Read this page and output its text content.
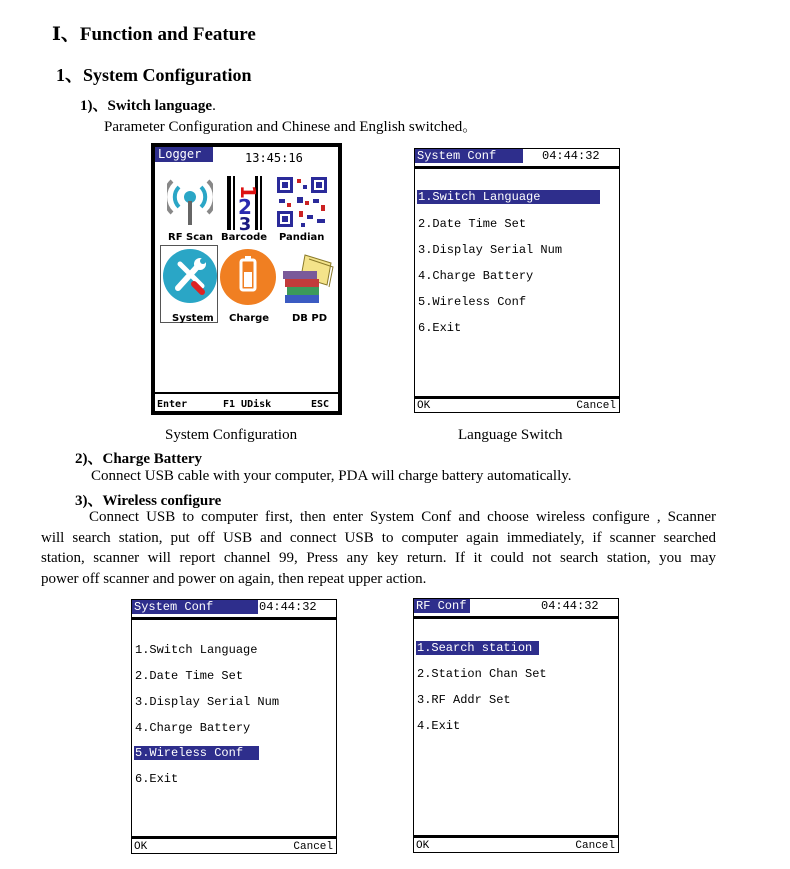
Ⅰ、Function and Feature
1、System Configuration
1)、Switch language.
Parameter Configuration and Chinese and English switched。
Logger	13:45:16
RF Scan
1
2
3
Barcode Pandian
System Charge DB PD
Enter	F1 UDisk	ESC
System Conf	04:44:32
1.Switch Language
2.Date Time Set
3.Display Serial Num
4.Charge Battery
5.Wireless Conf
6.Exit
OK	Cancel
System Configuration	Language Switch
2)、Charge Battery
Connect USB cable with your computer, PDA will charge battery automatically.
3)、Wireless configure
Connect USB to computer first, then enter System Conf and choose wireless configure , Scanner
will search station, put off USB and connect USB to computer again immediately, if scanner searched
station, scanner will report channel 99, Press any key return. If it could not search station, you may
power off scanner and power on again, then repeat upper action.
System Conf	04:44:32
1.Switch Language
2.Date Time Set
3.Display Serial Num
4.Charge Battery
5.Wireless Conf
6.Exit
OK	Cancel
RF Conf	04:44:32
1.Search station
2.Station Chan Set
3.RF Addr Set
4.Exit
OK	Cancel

____

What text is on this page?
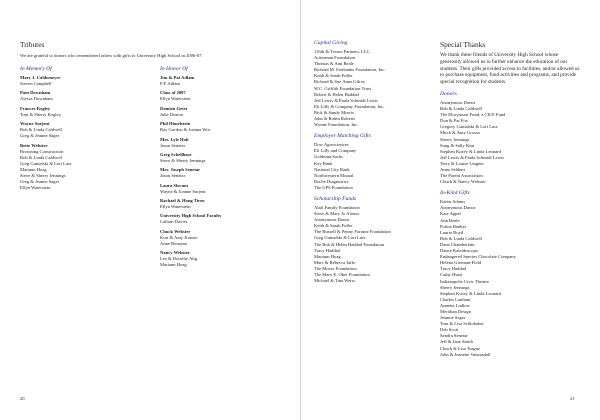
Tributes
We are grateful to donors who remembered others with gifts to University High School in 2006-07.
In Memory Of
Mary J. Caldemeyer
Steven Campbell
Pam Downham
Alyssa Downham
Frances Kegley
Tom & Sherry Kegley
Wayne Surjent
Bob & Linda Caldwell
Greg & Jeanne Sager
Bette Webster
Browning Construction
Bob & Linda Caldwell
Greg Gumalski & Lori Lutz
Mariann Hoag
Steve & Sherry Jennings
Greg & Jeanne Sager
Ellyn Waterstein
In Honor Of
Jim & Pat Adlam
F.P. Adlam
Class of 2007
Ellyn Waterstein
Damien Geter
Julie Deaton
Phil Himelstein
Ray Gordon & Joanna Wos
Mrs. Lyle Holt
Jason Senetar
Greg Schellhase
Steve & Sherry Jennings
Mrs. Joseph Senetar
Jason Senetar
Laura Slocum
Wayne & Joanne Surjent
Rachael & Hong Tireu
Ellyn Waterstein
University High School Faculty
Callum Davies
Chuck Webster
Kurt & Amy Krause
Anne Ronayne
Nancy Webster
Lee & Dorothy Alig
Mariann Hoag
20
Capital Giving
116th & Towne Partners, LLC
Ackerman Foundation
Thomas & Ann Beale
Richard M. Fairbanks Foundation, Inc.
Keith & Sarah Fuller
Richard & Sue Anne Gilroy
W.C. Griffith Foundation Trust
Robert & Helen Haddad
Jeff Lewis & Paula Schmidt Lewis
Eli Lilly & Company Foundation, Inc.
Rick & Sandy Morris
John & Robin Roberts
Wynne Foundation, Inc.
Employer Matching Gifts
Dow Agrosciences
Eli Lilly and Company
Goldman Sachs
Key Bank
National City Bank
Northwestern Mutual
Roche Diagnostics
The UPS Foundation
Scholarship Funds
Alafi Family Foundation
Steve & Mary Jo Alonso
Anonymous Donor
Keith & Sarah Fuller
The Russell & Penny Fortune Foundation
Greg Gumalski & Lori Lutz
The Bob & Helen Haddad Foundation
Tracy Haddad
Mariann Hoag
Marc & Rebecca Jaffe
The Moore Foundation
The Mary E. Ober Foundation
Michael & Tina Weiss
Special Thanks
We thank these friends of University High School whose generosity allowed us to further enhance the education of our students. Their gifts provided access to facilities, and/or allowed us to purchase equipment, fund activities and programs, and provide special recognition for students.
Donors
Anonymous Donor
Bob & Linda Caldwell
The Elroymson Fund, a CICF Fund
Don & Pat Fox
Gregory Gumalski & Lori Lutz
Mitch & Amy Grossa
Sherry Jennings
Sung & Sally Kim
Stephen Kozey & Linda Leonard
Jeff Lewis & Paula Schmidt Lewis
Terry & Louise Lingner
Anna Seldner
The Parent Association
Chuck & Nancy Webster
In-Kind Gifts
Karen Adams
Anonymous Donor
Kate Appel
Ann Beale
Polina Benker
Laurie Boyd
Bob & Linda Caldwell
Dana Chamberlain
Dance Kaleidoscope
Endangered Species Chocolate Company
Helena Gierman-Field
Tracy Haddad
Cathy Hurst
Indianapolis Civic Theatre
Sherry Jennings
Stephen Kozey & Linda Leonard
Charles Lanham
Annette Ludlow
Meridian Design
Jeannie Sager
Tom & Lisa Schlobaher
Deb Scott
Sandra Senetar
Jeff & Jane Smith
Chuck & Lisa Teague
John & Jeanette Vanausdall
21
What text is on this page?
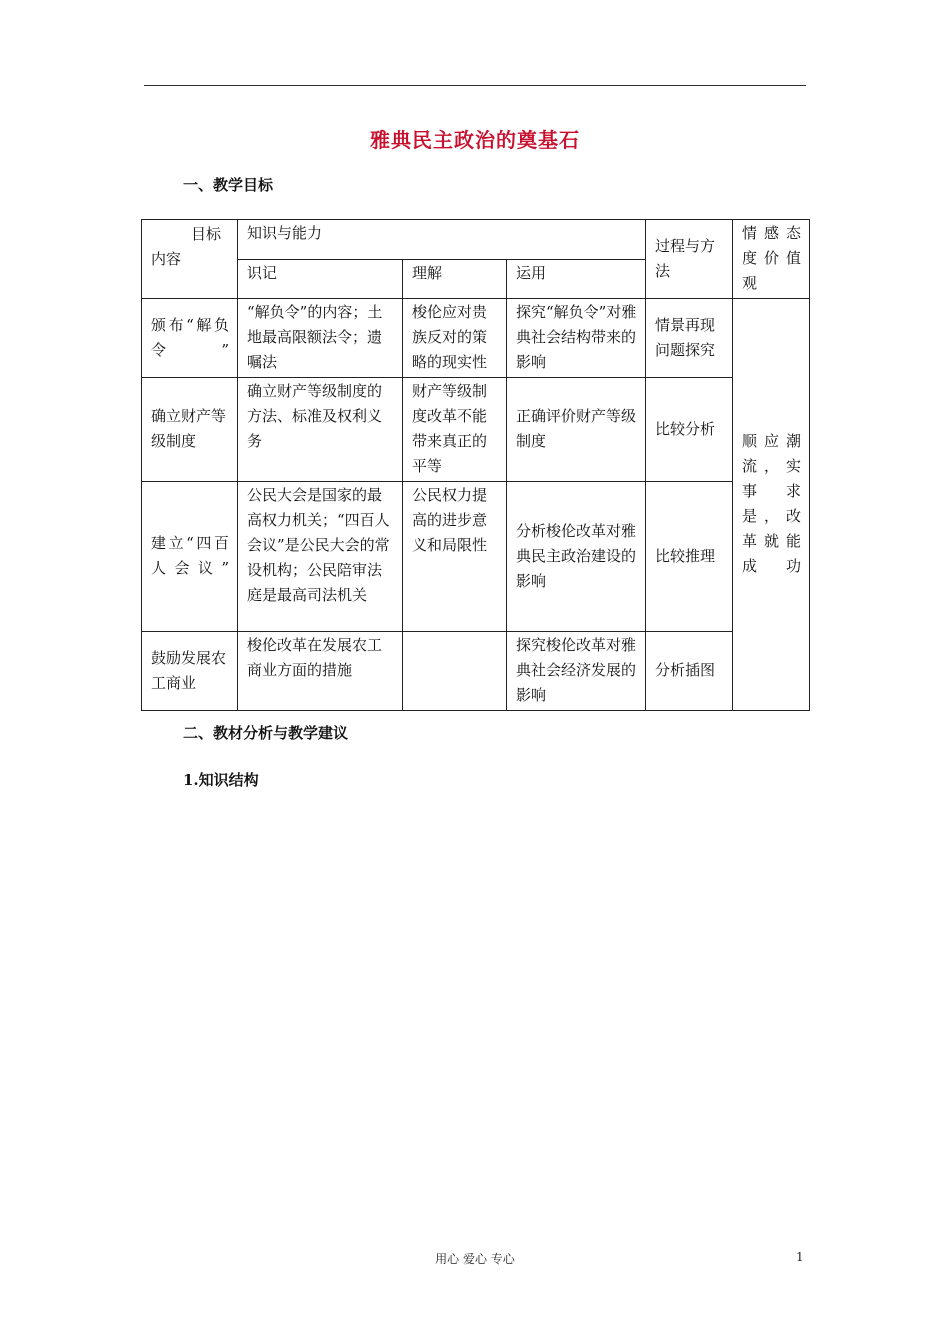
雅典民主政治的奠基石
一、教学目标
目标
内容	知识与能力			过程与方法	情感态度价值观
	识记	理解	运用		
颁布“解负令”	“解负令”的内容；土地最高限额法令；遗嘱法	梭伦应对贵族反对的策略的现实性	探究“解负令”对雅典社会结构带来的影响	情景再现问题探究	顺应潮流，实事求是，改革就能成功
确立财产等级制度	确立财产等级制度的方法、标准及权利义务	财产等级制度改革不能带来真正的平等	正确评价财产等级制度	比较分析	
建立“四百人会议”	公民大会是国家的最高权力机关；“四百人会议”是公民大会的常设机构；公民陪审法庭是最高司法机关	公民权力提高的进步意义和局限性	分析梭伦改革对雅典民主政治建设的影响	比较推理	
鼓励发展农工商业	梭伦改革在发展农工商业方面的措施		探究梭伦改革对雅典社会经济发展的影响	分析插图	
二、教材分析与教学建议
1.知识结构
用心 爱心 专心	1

____

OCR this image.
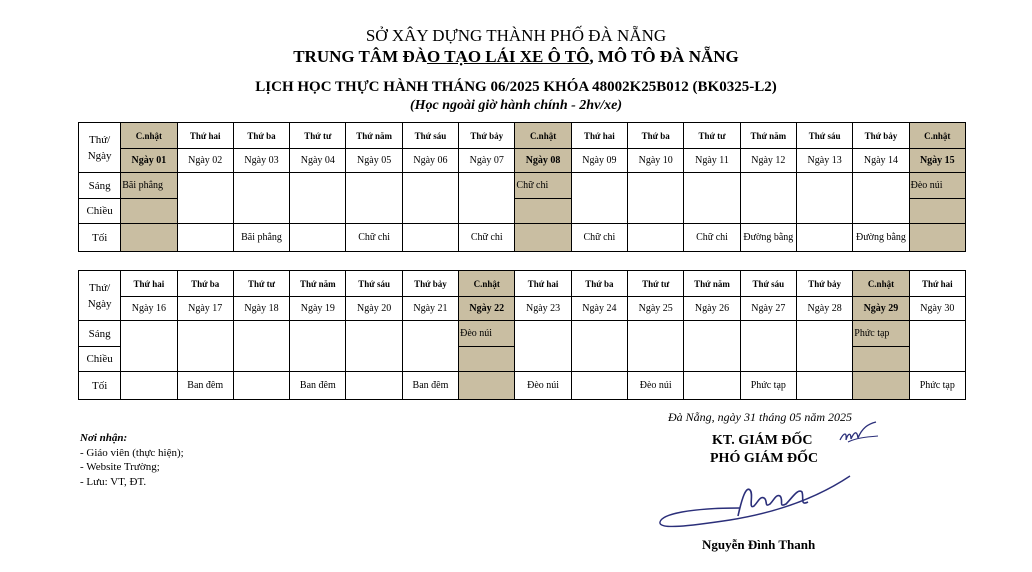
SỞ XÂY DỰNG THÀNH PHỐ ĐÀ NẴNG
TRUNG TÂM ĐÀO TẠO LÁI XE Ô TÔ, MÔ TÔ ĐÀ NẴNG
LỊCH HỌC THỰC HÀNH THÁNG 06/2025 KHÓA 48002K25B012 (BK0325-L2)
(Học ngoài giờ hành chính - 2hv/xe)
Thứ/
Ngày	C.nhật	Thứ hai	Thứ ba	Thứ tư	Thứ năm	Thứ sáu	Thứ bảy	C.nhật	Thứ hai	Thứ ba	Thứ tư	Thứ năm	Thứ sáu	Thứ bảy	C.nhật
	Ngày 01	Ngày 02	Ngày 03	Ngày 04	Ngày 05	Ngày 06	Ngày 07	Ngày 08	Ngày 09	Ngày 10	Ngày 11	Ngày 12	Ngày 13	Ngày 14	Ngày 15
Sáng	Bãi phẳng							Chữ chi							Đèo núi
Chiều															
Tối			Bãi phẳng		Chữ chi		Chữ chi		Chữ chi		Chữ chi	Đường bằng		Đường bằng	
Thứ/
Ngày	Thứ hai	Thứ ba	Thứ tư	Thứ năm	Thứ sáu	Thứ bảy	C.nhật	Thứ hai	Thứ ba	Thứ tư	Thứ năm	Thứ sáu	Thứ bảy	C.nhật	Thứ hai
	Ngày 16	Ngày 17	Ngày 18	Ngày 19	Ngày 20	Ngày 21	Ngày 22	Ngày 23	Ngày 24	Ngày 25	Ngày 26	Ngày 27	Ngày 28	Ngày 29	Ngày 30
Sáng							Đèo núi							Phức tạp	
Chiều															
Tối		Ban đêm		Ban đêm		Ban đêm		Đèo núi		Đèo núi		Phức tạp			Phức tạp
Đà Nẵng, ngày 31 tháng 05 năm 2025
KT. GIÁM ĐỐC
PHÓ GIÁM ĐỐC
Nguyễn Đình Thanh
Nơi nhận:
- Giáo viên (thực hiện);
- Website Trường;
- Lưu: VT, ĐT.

____

Filter the records above and return every line that holds the word "Haddad".

Exercise output:
Robert & Helen Haddad
The Bob & Helen Haddad Foundation
Tracy Haddad
Tracy Haddad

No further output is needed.